* _Given instruction a_: In the entries that follow the text, convert everything from the first line down to the line containing "Text: IMMIGRANTS FROM SENEGAL VS" into a numbered list, omitting blank lines.

President FRANCES E. CLARK, supervisor of music, Public Schools, Milwaukee, Wis.
Vice-President-GEORGE E. KRINBILL, supervisor of music, Public Schools, Bisbee, Ariz.
Secretary EDWARD B. BIRGE, supervisor of music, Public Schools, Indianapolis, Ind.

FIRST SESSION.-TUESDAY AFTERNOON, JUNE 30, 1908

The meeting was called to order in the Old Stone Church, at 2:30 P. M., by the president, Frances Elliot Clark, Milwaukee, Wis. Wilson G. Smith, Cleveland, Ohio, made the welcoming address. Mrs. Clark gave the president's annual address, speaking on "Our National Music."

Vocal selections were then rendered by the third-grade pupils of the Waring School; Miss Sweeney, teacher.

A paper entitled "Schools from the Viewpoint of a Superintendent" was read by William McKendree Vance, superintendent of schools, Delaware, Ohio.

Several selections were then rendered by the Girls' Glee Club of the Central High School, directed by Mrs. Marie Burt Parr.

A paper followed on "High School-Music" by Osbourne McConathy, supervisor of music, Chelsea, Mass.

* _Input material_:

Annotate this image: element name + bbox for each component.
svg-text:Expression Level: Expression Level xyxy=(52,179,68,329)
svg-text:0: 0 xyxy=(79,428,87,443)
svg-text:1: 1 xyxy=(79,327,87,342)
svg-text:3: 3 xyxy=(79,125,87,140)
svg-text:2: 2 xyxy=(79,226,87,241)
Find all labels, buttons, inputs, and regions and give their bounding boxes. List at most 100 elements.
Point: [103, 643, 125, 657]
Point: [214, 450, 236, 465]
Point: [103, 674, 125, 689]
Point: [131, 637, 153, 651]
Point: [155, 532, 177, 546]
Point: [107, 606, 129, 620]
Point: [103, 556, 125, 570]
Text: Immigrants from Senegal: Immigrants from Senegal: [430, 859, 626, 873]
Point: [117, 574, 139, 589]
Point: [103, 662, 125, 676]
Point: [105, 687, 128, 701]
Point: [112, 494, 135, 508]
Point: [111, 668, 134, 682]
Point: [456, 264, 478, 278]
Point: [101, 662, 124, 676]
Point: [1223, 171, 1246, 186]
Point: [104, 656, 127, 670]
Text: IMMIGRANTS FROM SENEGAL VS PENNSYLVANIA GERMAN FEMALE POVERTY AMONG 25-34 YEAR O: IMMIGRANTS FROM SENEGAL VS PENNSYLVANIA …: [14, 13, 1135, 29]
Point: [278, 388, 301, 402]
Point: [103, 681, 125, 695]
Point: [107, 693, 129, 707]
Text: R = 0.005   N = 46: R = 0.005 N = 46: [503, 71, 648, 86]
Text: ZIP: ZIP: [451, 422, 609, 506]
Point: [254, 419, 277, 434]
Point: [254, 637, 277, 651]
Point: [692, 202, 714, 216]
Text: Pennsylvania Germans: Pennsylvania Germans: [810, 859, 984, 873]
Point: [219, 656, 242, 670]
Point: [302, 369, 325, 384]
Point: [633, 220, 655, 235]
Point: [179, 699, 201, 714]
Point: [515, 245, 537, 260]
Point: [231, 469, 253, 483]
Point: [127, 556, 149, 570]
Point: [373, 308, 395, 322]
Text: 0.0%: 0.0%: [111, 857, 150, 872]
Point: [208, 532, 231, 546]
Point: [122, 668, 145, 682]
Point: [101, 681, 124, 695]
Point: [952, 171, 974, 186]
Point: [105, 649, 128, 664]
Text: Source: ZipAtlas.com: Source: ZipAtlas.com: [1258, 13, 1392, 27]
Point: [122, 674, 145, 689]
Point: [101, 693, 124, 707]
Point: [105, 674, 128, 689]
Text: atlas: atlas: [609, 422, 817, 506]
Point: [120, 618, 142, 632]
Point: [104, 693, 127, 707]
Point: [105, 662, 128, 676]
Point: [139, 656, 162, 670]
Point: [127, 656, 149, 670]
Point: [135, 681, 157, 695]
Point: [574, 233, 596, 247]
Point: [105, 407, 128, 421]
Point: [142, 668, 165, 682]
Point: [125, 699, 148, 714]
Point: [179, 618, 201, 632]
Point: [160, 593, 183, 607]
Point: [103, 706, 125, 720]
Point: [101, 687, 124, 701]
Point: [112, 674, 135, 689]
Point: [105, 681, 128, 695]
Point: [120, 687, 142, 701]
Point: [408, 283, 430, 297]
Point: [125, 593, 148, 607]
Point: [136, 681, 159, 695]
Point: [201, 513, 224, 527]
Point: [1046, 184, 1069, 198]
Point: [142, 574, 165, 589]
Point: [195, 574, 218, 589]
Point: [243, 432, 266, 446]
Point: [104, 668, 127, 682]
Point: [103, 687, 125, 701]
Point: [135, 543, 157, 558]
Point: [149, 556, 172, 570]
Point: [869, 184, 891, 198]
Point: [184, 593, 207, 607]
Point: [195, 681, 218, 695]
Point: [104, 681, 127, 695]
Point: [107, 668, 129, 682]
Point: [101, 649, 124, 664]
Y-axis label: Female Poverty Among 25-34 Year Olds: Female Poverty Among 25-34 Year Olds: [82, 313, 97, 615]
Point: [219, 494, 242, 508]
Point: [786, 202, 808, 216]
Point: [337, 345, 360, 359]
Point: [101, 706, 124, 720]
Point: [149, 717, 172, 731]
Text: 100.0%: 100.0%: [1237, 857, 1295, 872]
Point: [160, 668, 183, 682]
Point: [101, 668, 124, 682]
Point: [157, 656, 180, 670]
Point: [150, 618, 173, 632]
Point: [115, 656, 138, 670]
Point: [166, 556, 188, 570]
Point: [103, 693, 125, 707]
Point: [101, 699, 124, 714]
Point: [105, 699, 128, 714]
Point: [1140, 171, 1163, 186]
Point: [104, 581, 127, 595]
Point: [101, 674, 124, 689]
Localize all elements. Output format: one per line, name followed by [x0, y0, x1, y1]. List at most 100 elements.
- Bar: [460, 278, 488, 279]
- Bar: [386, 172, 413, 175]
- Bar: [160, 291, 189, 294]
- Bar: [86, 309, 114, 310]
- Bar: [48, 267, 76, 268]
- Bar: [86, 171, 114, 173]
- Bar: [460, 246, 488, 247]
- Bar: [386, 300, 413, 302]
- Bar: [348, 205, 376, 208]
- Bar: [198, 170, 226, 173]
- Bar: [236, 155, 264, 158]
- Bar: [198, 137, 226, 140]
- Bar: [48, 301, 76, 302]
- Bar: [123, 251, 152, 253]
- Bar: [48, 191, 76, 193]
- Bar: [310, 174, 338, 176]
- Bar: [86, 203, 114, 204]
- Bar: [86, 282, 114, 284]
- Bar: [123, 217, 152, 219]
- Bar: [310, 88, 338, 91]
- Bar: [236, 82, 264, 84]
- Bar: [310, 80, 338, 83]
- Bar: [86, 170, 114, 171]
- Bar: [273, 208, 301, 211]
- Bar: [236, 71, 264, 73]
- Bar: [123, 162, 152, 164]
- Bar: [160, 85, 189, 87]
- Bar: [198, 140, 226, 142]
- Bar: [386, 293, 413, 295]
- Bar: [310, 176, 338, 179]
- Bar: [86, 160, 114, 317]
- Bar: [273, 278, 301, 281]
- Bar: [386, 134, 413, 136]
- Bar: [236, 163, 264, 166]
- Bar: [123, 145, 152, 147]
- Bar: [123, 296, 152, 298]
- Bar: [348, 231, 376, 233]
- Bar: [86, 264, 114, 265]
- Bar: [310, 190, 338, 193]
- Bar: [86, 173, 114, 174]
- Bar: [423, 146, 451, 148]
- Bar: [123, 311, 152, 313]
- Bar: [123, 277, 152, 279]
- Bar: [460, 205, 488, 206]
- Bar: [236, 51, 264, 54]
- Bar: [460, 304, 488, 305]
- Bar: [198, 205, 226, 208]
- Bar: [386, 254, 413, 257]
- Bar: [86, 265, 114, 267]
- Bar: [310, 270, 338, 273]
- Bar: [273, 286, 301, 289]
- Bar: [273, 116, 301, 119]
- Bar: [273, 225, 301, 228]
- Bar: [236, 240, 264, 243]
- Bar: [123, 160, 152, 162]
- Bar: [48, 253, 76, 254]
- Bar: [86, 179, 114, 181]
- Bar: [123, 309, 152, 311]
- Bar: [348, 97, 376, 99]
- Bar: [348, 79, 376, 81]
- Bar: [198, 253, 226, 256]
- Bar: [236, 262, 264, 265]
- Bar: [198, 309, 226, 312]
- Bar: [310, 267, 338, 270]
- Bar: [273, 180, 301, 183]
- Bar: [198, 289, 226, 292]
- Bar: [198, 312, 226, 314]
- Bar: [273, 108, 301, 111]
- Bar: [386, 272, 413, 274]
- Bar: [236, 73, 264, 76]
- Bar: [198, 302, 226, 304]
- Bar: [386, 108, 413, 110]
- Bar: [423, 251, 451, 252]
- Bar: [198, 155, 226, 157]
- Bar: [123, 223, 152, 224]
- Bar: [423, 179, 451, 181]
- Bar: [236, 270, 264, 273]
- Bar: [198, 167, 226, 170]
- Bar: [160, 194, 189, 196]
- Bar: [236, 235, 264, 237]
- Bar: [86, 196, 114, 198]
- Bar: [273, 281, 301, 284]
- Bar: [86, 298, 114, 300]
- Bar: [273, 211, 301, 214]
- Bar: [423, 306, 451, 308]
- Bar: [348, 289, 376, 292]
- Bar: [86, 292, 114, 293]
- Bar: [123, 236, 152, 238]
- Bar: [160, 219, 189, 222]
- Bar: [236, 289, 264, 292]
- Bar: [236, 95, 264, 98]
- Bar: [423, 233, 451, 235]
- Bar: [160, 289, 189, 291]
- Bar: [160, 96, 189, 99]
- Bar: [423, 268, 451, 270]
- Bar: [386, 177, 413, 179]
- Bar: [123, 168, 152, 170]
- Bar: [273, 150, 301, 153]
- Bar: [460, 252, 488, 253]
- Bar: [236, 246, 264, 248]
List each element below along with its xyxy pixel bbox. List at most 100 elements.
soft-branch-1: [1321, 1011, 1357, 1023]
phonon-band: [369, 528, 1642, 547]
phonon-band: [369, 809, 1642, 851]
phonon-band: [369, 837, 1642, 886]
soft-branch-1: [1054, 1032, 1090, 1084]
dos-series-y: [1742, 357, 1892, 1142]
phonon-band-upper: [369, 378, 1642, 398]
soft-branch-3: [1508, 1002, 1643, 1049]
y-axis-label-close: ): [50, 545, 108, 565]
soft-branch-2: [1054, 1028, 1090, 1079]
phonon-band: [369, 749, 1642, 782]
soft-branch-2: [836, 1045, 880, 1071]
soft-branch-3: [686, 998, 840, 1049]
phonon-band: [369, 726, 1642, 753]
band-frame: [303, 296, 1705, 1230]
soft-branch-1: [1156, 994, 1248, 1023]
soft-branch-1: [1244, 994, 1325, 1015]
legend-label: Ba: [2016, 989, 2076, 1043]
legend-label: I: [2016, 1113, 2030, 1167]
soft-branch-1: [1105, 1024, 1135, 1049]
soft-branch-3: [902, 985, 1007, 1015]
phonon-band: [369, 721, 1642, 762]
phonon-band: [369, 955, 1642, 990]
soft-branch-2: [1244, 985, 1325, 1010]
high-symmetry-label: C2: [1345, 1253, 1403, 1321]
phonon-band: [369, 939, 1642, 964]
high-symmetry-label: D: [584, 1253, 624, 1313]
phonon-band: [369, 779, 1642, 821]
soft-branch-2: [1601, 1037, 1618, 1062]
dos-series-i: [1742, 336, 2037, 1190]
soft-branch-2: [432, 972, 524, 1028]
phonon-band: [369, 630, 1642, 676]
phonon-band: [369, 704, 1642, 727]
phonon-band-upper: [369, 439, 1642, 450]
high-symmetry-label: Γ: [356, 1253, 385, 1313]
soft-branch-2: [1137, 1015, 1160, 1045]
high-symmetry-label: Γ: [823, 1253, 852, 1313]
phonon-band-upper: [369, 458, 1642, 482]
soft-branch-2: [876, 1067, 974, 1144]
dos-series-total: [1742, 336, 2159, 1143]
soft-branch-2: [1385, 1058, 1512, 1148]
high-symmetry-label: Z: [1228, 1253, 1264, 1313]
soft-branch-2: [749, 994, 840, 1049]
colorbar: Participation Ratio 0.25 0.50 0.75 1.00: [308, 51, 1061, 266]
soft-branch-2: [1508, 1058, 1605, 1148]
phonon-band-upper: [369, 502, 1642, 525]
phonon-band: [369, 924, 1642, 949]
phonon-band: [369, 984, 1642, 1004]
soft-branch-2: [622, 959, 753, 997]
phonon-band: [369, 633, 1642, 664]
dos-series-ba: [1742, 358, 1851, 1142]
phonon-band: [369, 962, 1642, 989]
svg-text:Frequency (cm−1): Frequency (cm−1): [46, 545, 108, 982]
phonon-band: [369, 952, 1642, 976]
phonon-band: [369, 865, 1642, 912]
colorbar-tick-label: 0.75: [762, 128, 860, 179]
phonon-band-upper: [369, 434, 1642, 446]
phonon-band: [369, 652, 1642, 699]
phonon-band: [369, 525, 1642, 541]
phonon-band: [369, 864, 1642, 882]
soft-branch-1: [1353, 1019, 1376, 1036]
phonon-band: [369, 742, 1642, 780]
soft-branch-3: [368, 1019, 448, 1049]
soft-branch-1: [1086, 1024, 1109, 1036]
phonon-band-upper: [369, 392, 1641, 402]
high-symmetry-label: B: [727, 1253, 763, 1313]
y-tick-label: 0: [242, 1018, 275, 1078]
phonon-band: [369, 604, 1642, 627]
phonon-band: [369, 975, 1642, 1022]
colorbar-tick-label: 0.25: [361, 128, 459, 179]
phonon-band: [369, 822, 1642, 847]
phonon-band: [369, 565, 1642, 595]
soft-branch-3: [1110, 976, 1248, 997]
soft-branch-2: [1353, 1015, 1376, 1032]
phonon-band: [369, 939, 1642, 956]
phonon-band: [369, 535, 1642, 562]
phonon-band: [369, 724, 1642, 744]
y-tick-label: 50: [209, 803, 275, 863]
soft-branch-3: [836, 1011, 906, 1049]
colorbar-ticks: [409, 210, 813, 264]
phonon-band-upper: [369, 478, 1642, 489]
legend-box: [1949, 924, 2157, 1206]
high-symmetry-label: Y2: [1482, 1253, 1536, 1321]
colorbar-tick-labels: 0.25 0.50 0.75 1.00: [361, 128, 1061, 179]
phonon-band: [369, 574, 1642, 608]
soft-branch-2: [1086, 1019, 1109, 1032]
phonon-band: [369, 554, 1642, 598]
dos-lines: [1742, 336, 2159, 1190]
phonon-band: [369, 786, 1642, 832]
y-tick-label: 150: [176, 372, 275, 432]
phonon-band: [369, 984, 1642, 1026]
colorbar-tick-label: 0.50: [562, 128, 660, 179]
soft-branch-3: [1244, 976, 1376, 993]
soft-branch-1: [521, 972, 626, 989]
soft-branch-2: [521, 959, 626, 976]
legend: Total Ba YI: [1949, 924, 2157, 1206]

* _Given instruction b_: In the passage on the 1908 meeting, who read the paper on "High School-Music"?

* _Task response a_:
1. Annotate this image: element name + bbox for each component.
2. svg-text:Expression Level: Expression Level xyxy=(52,179,68,329)
3. svg-text:0: 0 xyxy=(79,428,87,443)
4. svg-text:1: 1 xyxy=(79,327,87,342)
5. svg-text:3: 3 xyxy=(79,125,87,140)
6. svg-text:2: 2 xyxy=(79,226,87,241)
7. Find all labels, buttons, inputs, and regions and give their bounding boxes. List at most 100 elements.
8. Point: [103, 643, 125, 657]
9. Point: [214, 450, 236, 465]
10. Point: [103, 674, 125, 689]
11. Point: [131, 637, 153, 651]
12. Point: [155, 532, 177, 546]
13. Point: [107, 606, 129, 620]
14. Point: [103, 556, 125, 570]
15. Text: Immigrants from Senegal: Immigrants from Senegal: [430, 859, 626, 873]
16. Point: [117, 574, 139, 589]
17. Point: [103, 662, 125, 676]
18. Point: [105, 687, 128, 701]
19. Point: [112, 494, 135, 508]
20. Point: [111, 668, 134, 682]
21. Point: [456, 264, 478, 278]
22. Point: [101, 662, 124, 676]
23. Point: [1223, 171, 1246, 186]
24. Point: [104, 656, 127, 670]
25. Text: IMMIGRANTS FROM SENEGAL VS PENNSYLVANIA GERMAN FEMALE POVERTY AMONG 25-34 YEAR O: IMMIGRANTS FROM SENEGAL VS PENNSYLVANIA …: [14, 13, 1135, 29]

* _Task response b_: Osbourne McConathy, supervisor of music, Chelsea, Mass.